──────── Records for processing
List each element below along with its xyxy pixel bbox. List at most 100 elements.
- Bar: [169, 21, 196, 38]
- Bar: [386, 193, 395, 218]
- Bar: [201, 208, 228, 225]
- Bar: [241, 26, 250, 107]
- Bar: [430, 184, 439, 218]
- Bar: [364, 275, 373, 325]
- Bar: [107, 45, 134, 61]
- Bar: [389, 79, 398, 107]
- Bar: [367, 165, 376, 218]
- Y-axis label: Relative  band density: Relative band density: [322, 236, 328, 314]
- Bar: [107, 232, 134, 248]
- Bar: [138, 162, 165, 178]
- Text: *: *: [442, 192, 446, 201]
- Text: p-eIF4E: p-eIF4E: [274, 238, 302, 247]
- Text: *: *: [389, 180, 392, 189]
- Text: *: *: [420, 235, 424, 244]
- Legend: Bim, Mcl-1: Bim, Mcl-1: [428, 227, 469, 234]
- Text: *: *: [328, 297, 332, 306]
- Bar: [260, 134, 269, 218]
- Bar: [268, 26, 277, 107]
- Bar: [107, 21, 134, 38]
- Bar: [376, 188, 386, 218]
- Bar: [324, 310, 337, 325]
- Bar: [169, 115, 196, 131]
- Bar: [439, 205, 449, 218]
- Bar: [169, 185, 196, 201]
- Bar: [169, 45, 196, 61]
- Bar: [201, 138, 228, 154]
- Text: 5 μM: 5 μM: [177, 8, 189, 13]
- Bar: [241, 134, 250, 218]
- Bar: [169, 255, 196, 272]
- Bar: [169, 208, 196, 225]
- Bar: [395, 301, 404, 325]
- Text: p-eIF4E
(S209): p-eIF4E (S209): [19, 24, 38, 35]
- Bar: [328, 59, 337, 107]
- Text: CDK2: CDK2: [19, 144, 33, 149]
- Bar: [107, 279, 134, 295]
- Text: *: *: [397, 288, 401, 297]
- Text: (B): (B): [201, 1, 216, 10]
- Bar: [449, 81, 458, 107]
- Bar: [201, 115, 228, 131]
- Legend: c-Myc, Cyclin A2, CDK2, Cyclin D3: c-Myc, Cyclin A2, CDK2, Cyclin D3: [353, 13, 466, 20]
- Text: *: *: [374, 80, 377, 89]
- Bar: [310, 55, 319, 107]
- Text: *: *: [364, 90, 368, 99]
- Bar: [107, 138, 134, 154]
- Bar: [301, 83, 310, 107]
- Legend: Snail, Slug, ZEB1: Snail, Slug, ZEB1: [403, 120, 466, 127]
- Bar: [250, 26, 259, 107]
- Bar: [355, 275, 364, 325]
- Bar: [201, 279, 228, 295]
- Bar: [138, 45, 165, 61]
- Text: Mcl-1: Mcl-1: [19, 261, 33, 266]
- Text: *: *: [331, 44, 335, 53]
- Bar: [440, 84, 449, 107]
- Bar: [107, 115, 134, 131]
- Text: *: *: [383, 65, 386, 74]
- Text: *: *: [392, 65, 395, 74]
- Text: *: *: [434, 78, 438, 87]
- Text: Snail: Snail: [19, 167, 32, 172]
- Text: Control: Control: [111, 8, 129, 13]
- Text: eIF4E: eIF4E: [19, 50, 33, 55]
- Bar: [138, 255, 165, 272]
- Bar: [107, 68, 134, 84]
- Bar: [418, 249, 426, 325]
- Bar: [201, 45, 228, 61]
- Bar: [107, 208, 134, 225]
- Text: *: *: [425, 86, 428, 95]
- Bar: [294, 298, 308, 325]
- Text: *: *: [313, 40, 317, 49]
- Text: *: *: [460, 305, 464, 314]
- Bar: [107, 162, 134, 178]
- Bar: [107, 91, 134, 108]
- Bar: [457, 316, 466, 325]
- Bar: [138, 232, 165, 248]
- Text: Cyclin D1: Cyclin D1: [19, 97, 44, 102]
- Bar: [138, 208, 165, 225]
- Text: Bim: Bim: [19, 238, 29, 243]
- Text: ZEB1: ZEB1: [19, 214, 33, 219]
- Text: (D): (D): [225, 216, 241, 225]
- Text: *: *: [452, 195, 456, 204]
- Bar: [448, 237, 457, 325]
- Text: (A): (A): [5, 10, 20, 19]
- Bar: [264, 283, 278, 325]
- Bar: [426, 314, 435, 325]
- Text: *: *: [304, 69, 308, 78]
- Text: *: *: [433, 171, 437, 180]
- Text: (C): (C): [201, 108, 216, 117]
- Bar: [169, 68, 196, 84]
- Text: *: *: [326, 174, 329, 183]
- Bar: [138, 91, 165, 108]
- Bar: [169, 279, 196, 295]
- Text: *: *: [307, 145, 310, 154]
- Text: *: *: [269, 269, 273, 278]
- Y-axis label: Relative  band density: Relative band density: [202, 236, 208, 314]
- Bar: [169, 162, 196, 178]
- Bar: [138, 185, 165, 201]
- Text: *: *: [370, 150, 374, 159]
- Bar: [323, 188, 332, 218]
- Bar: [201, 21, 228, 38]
────────────────
**Problem details:**
Quote all of the rows above verbatim, reproducing each line without any change.

**Finished exercise:**
List each element below along with its xyxy pixel bbox. List at most 100 elements.
- Bar: [169, 21, 196, 38]
- Bar: [386, 193, 395, 218]
- Bar: [201, 208, 228, 225]
- Bar: [241, 26, 250, 107]
- Bar: [430, 184, 439, 218]
- Bar: [364, 275, 373, 325]
- Bar: [107, 45, 134, 61]
- Bar: [389, 79, 398, 107]
- Bar: [367, 165, 376, 218]
- Y-axis label: Relative  band density: Relative band density: [322, 236, 328, 314]
- Bar: [107, 232, 134, 248]
- Bar: [138, 162, 165, 178]
- Text: *: *: [442, 192, 446, 201]
- Text: p-eIF4E: p-eIF4E: [274, 238, 302, 247]
- Text: *: *: [389, 180, 392, 189]
- Text: *: *: [420, 235, 424, 244]
- Legend: Bim, Mcl-1: Bim, Mcl-1: [428, 227, 469, 234]
- Text: *: *: [328, 297, 332, 306]
- Bar: [260, 134, 269, 218]
- Bar: [268, 26, 277, 107]
- Bar: [107, 21, 134, 38]
- Bar: [376, 188, 386, 218]
- Bar: [324, 310, 337, 325]
- Bar: [169, 115, 196, 131]
- Bar: [439, 205, 449, 218]
- Bar: [169, 185, 196, 201]
- Bar: [169, 45, 196, 61]
- Bar: [201, 138, 228, 154]
- Text: 5 μM: 5 μM: [177, 8, 189, 13]
- Bar: [241, 134, 250, 218]
- Bar: [169, 255, 196, 272]
- Bar: [169, 208, 196, 225]
- Bar: [395, 301, 404, 325]
- Text: p-eIF4E
(S209): p-eIF4E (S209): [19, 24, 38, 35]
- Bar: [328, 59, 337, 107]
- Text: CDK2: CDK2: [19, 144, 33, 149]
- Bar: [107, 279, 134, 295]
- Text: *: *: [397, 288, 401, 297]
- Text: (B): (B): [201, 1, 216, 10]
- Bar: [449, 81, 458, 107]
- Bar: [201, 115, 228, 131]
- Legend: c-Myc, Cyclin A2, CDK2, Cyclin D3: c-Myc, Cyclin A2, CDK2, Cyclin D3: [353, 13, 466, 20]
- Text: *: *: [374, 80, 377, 89]
- Bar: [310, 55, 319, 107]
- Text: *: *: [364, 90, 368, 99]
- Bar: [107, 138, 134, 154]
- Bar: [301, 83, 310, 107]
- Legend: Snail, Slug, ZEB1: Snail, Slug, ZEB1: [403, 120, 466, 127]
- Bar: [250, 26, 259, 107]
- Bar: [355, 275, 364, 325]
- Bar: [201, 279, 228, 295]
- Bar: [138, 45, 165, 61]
- Text: Mcl-1: Mcl-1: [19, 261, 33, 266]
- Text: *: *: [331, 44, 335, 53]
- Bar: [440, 84, 449, 107]
- Bar: [107, 115, 134, 131]
- Text: *: *: [383, 65, 386, 74]
- Text: *: *: [392, 65, 395, 74]
- Text: *: *: [434, 78, 438, 87]
- Text: Snail: Snail: [19, 167, 32, 172]
- Text: Control: Control: [111, 8, 129, 13]
- Text: eIF4E: eIF4E: [19, 50, 33, 55]
- Bar: [138, 255, 165, 272]
- Bar: [107, 68, 134, 84]
- Bar: [418, 249, 426, 325]
- Bar: [201, 45, 228, 61]
- Bar: [107, 208, 134, 225]
- Text: *: *: [425, 86, 428, 95]
- Bar: [294, 298, 308, 325]
- Text: *: *: [313, 40, 317, 49]
- Text: *: *: [460, 305, 464, 314]
- Bar: [107, 162, 134, 178]
- Bar: [107, 91, 134, 108]
- Bar: [457, 316, 466, 325]
- Bar: [138, 232, 165, 248]
- Text: Cyclin D1: Cyclin D1: [19, 97, 44, 102]
- Bar: [138, 208, 165, 225]
- Text: Bim: Bim: [19, 238, 29, 243]
- Text: ZEB1: ZEB1: [19, 214, 33, 219]
- Text: (D): (D): [225, 216, 241, 225]
- Text: *: *: [452, 195, 456, 204]
- Bar: [448, 237, 457, 325]
- Text: (A): (A): [5, 10, 20, 19]
- Bar: [264, 283, 278, 325]
- Bar: [426, 314, 435, 325]
- Text: *: *: [304, 69, 308, 78]
- Text: *: *: [433, 171, 437, 180]
- Text: (C): (C): [201, 108, 216, 117]
- Bar: [169, 68, 196, 84]
- Text: *: *: [326, 174, 329, 183]
- Bar: [138, 91, 165, 108]
- Bar: [169, 279, 196, 295]
- Text: *: *: [307, 145, 310, 154]
- Text: *: *: [269, 269, 273, 278]
- Y-axis label: Relative  band density: Relative band density: [202, 236, 208, 314]
- Bar: [169, 162, 196, 178]
- Bar: [138, 185, 165, 201]
- Text: *: *: [370, 150, 374, 159]
- Bar: [323, 188, 332, 218]
- Bar: [201, 21, 228, 38]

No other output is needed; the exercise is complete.